◆ Exercise material:

++++++++++

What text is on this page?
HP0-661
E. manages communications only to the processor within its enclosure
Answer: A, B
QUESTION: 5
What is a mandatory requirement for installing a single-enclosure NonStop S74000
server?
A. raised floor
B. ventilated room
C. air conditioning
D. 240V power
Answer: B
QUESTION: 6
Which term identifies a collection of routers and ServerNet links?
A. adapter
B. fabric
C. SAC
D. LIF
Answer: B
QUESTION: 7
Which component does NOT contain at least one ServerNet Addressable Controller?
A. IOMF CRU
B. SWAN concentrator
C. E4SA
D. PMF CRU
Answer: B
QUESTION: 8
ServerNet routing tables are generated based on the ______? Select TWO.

++++++++++

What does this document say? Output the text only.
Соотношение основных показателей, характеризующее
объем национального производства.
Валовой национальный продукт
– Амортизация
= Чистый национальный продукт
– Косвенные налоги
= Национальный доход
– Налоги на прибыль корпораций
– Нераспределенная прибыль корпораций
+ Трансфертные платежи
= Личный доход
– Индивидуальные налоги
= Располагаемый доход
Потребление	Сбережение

++++++++++

Pull every line containing "does" out of the records.

◆ Answer for the task:
Which component does NOT contain at least one ServerNet Addressable Controller?
What does this document say? Output the text only.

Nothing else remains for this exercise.